Data rows:
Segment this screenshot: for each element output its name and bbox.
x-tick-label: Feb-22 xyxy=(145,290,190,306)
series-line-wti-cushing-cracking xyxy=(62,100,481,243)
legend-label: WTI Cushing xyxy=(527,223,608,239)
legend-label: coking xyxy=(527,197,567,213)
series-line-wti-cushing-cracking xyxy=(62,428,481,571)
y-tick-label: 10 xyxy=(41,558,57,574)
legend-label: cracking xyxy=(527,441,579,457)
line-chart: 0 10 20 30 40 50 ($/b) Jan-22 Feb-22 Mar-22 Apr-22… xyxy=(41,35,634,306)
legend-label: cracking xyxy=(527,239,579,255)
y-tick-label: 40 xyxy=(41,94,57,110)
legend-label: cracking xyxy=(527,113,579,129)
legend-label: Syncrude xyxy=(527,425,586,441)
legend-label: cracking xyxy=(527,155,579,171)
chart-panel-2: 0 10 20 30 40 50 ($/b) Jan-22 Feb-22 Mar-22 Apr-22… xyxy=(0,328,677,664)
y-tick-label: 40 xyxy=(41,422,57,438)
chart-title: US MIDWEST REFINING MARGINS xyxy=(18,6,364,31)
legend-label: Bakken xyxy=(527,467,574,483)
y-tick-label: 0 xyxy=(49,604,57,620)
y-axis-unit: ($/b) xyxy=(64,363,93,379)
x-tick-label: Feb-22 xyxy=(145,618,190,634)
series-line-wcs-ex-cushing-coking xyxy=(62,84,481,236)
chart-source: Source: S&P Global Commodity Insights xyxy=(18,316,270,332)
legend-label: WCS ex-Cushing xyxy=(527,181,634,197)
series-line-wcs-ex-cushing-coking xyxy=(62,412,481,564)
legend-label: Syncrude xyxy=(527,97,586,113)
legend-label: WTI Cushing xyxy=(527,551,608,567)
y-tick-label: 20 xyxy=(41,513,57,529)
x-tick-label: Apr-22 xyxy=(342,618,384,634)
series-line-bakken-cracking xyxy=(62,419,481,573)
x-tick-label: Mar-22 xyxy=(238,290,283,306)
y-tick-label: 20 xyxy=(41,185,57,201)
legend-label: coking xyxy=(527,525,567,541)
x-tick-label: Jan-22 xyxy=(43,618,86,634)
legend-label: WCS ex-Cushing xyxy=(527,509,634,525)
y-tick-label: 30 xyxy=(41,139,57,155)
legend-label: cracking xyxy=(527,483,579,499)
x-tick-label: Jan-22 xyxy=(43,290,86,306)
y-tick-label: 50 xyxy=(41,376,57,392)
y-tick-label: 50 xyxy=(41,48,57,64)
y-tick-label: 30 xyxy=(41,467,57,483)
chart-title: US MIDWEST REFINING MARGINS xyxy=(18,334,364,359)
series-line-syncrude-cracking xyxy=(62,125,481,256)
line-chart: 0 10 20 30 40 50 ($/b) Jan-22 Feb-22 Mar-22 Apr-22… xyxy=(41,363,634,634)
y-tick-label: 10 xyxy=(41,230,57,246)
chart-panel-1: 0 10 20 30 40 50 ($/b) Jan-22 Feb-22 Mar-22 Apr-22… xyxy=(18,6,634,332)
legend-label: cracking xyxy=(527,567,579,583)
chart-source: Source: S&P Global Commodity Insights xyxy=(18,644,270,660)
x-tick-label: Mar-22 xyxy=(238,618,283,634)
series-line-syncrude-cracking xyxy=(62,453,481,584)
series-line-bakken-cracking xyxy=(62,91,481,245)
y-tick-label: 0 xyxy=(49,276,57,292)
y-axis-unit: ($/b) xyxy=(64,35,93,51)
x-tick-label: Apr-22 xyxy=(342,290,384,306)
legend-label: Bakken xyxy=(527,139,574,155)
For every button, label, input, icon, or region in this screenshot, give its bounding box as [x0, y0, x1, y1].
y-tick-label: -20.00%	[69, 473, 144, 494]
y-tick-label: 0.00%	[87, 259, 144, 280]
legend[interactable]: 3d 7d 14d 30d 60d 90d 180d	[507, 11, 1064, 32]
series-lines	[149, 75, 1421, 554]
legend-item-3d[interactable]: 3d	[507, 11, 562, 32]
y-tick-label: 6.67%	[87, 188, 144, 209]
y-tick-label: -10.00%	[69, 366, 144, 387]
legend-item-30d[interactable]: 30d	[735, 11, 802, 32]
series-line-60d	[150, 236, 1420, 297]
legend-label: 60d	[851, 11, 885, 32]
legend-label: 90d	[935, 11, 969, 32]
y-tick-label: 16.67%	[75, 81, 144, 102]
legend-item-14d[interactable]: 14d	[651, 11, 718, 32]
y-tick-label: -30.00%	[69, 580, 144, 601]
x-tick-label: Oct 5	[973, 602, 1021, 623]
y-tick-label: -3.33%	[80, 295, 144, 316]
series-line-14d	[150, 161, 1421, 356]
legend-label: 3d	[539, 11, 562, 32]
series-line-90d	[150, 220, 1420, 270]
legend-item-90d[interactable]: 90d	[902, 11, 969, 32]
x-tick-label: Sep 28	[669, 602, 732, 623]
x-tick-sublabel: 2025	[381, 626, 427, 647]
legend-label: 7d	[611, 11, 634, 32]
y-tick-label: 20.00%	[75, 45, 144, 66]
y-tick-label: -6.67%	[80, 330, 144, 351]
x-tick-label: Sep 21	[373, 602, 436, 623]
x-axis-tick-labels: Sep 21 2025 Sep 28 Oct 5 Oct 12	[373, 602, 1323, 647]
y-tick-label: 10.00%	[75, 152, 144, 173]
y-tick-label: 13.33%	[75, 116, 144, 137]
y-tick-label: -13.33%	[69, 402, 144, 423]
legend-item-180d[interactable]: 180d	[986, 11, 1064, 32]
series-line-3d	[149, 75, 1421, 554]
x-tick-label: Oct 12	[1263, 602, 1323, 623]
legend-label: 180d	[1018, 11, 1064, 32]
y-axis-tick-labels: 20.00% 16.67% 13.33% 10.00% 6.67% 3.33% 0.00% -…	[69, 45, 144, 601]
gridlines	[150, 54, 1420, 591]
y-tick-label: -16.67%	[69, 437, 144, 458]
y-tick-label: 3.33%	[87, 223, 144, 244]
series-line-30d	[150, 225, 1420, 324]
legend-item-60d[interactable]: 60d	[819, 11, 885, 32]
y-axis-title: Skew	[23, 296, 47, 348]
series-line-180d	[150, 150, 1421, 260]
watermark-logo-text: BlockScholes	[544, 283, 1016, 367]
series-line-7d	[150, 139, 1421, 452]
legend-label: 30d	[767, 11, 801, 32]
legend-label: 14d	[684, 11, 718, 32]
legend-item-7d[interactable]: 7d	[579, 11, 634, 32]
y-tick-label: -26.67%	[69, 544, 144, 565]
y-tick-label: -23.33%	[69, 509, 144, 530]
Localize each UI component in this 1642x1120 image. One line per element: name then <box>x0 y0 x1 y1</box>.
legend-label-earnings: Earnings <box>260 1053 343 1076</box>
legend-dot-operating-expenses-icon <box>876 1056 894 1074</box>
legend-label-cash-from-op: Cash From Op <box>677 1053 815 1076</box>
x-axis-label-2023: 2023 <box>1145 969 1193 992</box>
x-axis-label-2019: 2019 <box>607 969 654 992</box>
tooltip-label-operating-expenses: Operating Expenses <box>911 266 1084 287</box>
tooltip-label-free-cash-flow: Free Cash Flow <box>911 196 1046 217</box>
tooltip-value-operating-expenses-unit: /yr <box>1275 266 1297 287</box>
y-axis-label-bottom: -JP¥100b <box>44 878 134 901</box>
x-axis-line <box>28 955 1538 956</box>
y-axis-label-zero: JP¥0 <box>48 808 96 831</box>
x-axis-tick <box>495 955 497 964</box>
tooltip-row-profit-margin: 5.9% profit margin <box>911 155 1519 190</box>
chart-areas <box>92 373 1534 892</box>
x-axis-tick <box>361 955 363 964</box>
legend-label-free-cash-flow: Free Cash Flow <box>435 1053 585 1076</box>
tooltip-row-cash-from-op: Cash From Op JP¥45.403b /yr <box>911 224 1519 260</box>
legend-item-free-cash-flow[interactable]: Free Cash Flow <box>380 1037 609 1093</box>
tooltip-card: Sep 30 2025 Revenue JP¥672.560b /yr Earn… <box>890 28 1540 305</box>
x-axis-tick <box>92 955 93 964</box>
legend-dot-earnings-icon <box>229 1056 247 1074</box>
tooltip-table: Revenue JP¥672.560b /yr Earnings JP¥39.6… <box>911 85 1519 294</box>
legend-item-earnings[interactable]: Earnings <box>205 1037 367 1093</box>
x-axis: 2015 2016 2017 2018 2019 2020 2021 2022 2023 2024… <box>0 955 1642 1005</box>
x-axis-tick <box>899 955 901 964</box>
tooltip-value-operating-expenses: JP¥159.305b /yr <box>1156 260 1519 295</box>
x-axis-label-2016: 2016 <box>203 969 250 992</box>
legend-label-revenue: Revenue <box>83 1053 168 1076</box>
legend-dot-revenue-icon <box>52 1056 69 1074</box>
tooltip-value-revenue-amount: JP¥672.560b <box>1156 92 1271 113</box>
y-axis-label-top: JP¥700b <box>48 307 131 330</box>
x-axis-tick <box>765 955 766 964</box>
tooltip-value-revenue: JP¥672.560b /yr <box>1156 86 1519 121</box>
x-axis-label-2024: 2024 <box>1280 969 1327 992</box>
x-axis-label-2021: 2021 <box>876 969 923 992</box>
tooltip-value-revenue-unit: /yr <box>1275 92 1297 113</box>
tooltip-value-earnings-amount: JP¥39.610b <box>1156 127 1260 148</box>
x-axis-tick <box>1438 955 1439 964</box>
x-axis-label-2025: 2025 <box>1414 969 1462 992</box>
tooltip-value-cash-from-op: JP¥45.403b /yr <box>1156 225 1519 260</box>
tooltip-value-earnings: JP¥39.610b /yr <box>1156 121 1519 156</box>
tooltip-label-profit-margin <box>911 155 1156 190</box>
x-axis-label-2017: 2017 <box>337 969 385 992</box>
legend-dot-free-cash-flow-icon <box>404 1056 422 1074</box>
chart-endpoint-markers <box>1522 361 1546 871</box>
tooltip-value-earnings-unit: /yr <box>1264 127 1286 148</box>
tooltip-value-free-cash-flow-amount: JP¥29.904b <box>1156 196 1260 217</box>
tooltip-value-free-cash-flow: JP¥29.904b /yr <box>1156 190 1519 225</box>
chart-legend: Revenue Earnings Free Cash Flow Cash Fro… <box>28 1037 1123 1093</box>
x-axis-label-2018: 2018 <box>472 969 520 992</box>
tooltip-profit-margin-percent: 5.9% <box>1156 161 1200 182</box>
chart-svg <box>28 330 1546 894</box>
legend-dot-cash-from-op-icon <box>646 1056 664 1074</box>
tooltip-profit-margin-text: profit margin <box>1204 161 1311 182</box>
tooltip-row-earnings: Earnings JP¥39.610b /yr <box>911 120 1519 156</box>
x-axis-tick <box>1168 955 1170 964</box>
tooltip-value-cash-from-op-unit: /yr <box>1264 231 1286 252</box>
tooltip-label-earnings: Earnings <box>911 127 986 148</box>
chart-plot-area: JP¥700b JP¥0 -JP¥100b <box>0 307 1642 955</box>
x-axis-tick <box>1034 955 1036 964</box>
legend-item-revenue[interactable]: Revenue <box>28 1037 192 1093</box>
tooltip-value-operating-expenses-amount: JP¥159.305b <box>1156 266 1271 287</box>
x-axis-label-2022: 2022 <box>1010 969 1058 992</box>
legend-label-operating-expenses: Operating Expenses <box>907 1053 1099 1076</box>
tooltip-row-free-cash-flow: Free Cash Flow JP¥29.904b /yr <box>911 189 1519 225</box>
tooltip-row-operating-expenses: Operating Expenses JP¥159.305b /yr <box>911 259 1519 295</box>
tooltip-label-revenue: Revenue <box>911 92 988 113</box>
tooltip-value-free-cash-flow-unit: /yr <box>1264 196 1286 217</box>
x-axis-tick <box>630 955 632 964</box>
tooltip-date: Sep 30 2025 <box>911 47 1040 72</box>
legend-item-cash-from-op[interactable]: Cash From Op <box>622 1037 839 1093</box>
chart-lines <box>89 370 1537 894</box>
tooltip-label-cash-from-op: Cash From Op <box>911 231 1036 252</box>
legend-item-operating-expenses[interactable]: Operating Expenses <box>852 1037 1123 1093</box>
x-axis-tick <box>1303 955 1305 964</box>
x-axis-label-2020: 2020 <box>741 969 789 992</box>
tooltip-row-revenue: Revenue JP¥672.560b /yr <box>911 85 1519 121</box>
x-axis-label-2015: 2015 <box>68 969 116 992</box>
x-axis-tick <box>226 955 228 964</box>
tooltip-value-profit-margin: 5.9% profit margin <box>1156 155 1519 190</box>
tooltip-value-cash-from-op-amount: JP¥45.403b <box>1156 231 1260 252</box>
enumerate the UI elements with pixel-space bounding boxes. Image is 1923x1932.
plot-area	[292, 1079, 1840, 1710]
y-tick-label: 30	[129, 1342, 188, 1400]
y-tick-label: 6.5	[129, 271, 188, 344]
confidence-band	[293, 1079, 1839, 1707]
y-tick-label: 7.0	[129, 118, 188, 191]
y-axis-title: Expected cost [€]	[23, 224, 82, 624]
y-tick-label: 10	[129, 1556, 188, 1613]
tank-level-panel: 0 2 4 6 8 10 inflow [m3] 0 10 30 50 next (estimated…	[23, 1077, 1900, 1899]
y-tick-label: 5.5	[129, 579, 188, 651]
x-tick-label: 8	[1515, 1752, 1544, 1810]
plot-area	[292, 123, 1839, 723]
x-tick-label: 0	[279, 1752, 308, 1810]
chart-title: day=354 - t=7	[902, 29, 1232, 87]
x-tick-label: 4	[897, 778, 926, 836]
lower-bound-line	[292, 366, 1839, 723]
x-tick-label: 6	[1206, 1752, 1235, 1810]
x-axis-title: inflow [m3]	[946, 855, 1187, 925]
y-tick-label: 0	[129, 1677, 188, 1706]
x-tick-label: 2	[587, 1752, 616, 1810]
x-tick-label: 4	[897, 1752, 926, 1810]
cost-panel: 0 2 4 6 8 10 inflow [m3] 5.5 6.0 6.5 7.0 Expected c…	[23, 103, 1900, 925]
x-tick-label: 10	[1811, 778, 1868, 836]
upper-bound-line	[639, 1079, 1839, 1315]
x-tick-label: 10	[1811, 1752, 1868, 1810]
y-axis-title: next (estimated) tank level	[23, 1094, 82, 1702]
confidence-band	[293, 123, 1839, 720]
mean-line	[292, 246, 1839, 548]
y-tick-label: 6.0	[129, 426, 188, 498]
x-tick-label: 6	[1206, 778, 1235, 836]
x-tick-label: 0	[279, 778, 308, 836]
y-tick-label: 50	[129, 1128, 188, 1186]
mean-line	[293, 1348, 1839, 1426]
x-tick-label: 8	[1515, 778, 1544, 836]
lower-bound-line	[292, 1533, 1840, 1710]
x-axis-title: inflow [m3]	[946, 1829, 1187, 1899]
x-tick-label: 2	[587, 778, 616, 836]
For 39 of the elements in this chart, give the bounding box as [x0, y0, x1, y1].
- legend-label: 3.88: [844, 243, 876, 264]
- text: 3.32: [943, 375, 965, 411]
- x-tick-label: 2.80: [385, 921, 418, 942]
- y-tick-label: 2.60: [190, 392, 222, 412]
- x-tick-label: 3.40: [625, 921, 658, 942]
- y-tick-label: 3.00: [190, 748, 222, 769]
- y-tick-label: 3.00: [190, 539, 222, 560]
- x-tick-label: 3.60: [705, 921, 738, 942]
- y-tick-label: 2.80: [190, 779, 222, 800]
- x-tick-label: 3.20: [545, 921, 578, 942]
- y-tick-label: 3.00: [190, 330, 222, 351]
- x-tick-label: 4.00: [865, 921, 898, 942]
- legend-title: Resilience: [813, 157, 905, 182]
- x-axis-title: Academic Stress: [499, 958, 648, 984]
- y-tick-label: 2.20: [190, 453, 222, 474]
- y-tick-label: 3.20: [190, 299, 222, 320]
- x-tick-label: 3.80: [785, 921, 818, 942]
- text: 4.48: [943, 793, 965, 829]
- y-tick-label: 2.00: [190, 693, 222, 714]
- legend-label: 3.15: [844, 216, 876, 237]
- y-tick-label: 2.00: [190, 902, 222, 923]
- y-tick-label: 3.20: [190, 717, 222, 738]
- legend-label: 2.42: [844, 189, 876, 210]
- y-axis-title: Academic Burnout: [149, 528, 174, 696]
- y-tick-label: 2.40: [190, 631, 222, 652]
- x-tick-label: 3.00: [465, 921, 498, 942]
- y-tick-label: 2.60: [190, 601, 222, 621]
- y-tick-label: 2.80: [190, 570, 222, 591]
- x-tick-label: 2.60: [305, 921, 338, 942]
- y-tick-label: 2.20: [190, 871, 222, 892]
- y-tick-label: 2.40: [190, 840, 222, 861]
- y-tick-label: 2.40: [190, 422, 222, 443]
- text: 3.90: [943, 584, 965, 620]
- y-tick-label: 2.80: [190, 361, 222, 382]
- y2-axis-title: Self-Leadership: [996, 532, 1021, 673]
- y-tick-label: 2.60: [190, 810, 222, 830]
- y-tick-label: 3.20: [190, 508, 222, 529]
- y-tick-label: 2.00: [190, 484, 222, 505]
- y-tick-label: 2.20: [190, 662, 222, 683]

Exercise prompt: Write out every line from the start of the records through the line containing "y-tick-label: 40 xyxy=(41,422,57,438)", inclusive, as a numbered list, leaving out any blank lines.

Correct response:
1. Segment this screenshot: for each element output its name and bbox.
2. x-tick-label: Feb-22 xyxy=(145,290,190,306)
3. series-line-wti-cushing-cracking xyxy=(62,100,481,243)
4. legend-label: WTI Cushing xyxy=(527,223,608,239)
5. legend-label: coking xyxy=(527,197,567,213)
6. series-line-wti-cushing-cracking xyxy=(62,428,481,571)
7. y-tick-label: 10 xyxy=(41,558,57,574)
8. legend-label: cracking xyxy=(527,441,579,457)
9. line-chart: 0 10 20 30 40 50 ($/b) Jan-22 Feb-22 Mar-22 Apr-22… xyxy=(41,35,634,306)
10. legend-label: cracking xyxy=(527,239,579,255)
11. y-tick-label: 40 xyxy=(41,94,57,110)
12. legend-label: cracking xyxy=(527,113,579,129)
13. legend-label: Syncrude xyxy=(527,425,586,441)
14. legend-label: cracking xyxy=(527,155,579,171)
15. chart-panel-2: 0 10 20 30 40 50 ($/b) Jan-22 Feb-22 Mar-22 Apr-22… xyxy=(0,328,677,664)
16. y-tick-label: 40 xyxy=(41,422,57,438)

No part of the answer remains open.